Show HN: Learn C and its lower levels interactively, in the browser

(item?id=19126544)

356 points | by vasyop 13 days ago

20 comments

  • philonoist 13 days ago

    You should put this in "Show HN: "

    This project is amazing!

    My hunch is that academia is already sniffing this and musing to adopt into their courses.

  • burfog 12 days ago

    Nice, but some of the missing features really hurt:

    I couldn't do a simple #define. This is pretty fundamental to typical C programming. One would also expect stringification, token pasting, and variadic macros.

    I added a goto, and it won't compile. Yes, this is a valid and useful part of C, and must be learned by any C programmer. If you doubt this, count occurrences of goto in the Linux kernel.

    I also couldn't do modern array initializers. I'll guess the same is true of modern struct initializers. These are important for producing maintainable code.

    There seems to be no support for the restrict keyword. This keyword makes a dramatic performance difference.

:: RECORDS PROVIDED ::
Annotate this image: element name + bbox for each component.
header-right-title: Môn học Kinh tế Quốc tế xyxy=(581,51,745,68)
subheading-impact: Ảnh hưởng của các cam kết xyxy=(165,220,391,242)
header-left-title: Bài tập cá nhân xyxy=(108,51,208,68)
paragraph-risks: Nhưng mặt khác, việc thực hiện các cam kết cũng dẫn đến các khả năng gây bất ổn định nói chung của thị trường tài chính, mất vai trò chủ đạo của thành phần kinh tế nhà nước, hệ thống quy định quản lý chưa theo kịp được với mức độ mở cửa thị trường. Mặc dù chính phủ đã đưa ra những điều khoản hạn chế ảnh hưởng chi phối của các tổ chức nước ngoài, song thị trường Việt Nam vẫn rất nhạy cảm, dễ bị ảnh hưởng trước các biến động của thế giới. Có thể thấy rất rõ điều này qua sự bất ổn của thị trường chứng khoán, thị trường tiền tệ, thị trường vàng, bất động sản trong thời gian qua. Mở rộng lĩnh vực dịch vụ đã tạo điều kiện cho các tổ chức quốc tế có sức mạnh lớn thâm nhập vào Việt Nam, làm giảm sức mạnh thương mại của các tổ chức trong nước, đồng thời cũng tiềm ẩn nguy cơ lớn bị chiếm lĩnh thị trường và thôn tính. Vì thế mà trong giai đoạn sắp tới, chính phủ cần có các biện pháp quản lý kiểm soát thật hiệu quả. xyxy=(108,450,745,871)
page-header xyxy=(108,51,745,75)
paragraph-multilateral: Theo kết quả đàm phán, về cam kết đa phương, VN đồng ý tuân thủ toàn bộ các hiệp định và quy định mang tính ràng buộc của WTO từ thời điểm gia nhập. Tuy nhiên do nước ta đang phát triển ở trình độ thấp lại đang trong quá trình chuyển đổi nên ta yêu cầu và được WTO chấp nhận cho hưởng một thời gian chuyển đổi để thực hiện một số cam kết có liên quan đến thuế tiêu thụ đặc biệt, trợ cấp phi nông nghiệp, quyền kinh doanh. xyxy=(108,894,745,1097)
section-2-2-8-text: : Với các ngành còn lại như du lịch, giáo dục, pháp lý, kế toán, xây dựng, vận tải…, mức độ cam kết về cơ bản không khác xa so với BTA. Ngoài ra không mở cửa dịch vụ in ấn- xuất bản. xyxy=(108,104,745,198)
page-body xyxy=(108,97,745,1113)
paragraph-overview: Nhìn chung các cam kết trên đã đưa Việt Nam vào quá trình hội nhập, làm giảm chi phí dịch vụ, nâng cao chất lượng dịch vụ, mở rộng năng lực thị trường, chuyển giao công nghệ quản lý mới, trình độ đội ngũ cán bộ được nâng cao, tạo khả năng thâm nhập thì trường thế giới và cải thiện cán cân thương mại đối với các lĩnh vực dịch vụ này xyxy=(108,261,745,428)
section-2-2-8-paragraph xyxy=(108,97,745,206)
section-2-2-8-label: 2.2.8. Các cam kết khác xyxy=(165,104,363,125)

:: PROBLEM TO WORK ON ::
Write out the Show HN thread about learning C in the browser word for word, in its entirety. The records have no connection to the text.

:: FINISHED ANSWER ::
Show HN: Learn C and its lower levels interactively, in the browser

(item?id=19126544)

356 points | by vasyop 13 days ago

20 comments

  • philonoist 13 days ago

    You should put this in "Show HN: "

    This project is amazing!

    My hunch is that academia is already sniffing this and musing to adopt into their courses.

  • burfog 12 days ago

    Nice, but some of the missing features really hurt:

    I couldn't do a simple #define. This is pretty fundamental to typical C programming. One would also expect stringification, token pasting, and variadic macros.

    I added a goto, and it won't compile. Yes, this is a valid and useful part of C, and must be learned by any C programmer. If you doubt this, count occurrences of goto in the Linux kernel.

    I also couldn't do modern array initializers. I'll guess the same is true of modern struct initializers. These are important for producing maintainable code.

    There seems to be no support for the restrict keyword. This keyword makes a dramatic performance difference.